--- START ---

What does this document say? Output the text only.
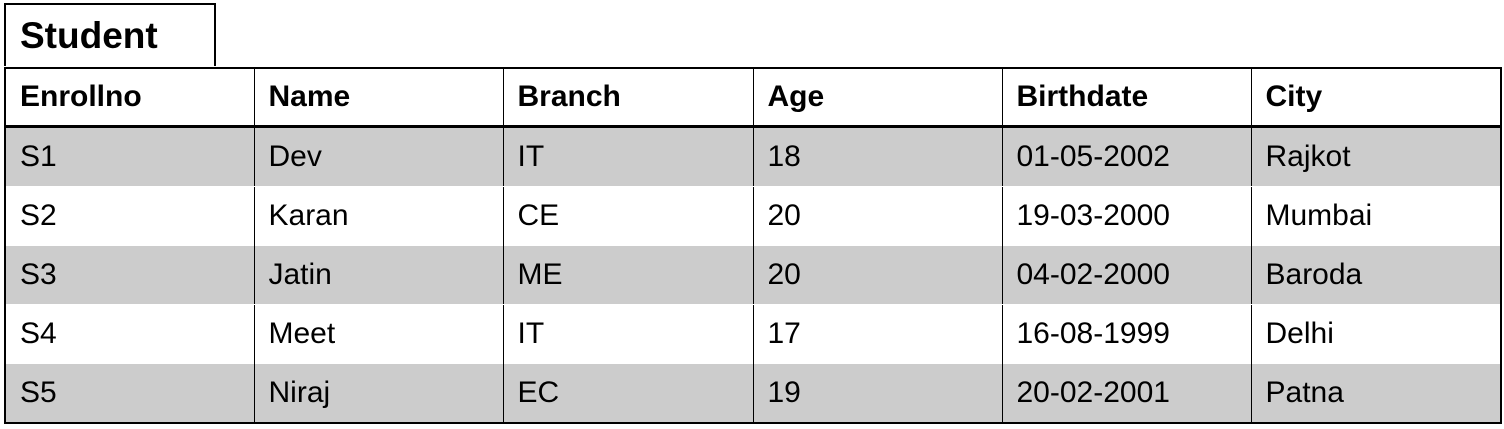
Student
Enrollno	Name	Branch	Age	Birthdate	City
S1	Dev	IT	18	01-05-2002	Rajkot
S2	Karan	CE	20	19-03-2000	Mumbai
S3	Jatin	ME	20	04-02-2000	Baroda
S4	Meet	IT	17	16-08-1999	Delhi
S5	Niraj	EC	19	20-02-2001	Patna
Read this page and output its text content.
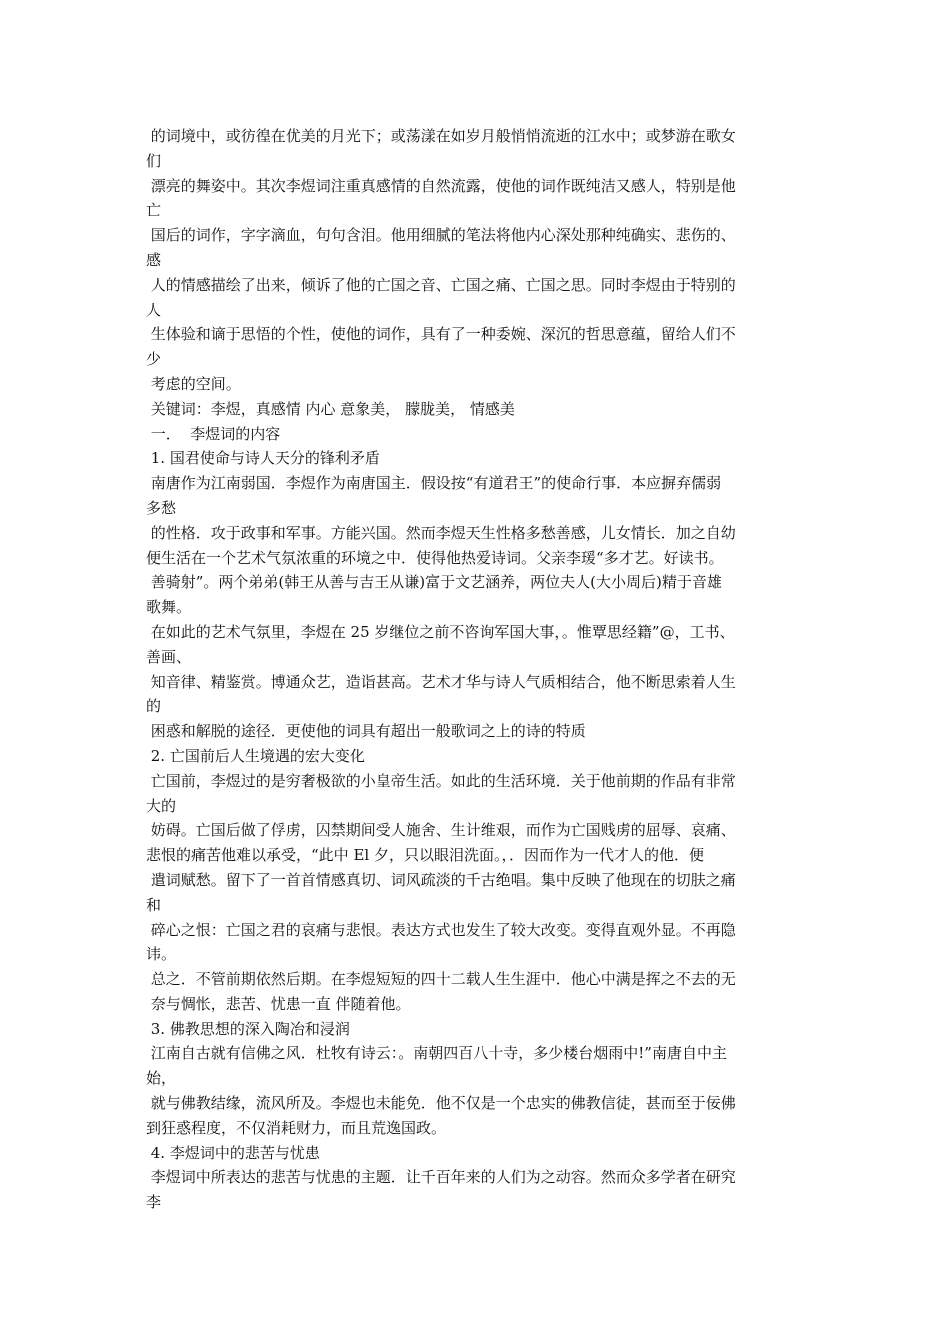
的词境中，或彷徨在优美的月光下；或荡漾在如岁月般悄悄流逝的江水中；或梦游在歌女
们
漂亮的舞姿中。其次李煜词注重真感情的自然流露，使他的词作既纯洁又感人，特别是他
亡
国后的词作，字字滴血，句句含泪。他用细腻的笔法将他内心深处那种纯确实、悲伤的、
感
人的情感描绘了出来，倾诉了他的亡国之音、亡国之痛、亡国之思。同时李煜由于特别的
人
生体验和谪于思悟的个性，使他的词作，具有了一种委婉、深沉的哲思意蕴，留给人们不
少
考虑的空间。
关键词：李煜，真感情 内心 意象美， 朦胧美， 情感美
一．  李煜词的内容
1. 国君使命与诗人天分的锋利矛盾
南唐作为江南弱国．李煜作为南唐国主．假设按“有道君王”的使命行事．本应摒弃儒弱
多愁
的性格．攻于政事和军事。方能兴国。然而李煜天生性格多愁善感，儿女情长．加之自幼
便生活在一个艺术气氛浓重的环境之中．使得他热爱诗词。父亲李瑗“多才艺。好读书。
善骑射”。两个弟弟(韩王从善与吉王从谦)富于文艺涵养，两位夫人(大小周后)精于音雄
歌舞。
在如此的艺术气氛里，李煜在 25 岁继位之前不咨询军国大事，。惟覃思经籍”@，工书、
善画、
知音律、精鉴赏。博通众艺，造诣甚高。艺术才华与诗人气质相结合，他不断思索着人生
的
困惑和解脱的途径．更使他的词具有超出一般歌词之上的诗的特质
2. 亡国前后人生境遇的宏大变化
亡国前，李煜过的是穷奢极欲的小皇帝生活。如此的生活环境．关于他前期的作品有非常
大的
妨碍。亡国后做了俘虏，囚禁期间受人施舍、生计维艰，而作为亡国贱虏的屈辱、哀痛、
悲恨的痛苦他难以承受，“此中 El 夕，只以眼泪洗面。，．因而作为一代才人的他．便
遣词赋愁。留下了一首首情感真切、词风疏淡的千古绝唱。集中反映了他现在的切肤之痛
和
碎心之恨：亡国之君的哀痛与悲恨。表达方式也发生了较大改变。变得直观外显。不再隐
讳。
总之．不管前期依然后期。在李煜短短的四十二载人生生涯中．他心中满是挥之不去的无
奈与惆怅，悲苦、忧患一直 伴随着他。
3. 佛教思想的深入陶冶和浸润
江南自古就有信佛之风．杜牧有诗云：。南朝四百八十寺，多少楼台烟雨中!”南唐自中主
始，
就与佛教结缘，流风所及。李煜也未能免．他不仅是一个忠实的佛教信徒，甚而至于佞佛
到狂惑程度，不仅消耗财力，而且荒逸国政。
4. 李煜词中的悲苦与忧患
李煜词中所表达的悲苦与忧患的主题．让千百年来的人们为之动容。然而众多学者在研究
李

--- END ---

Your task is to collect every line above that contains the word "this".

What does this document say? Output the text only.
Read this page and output its text content.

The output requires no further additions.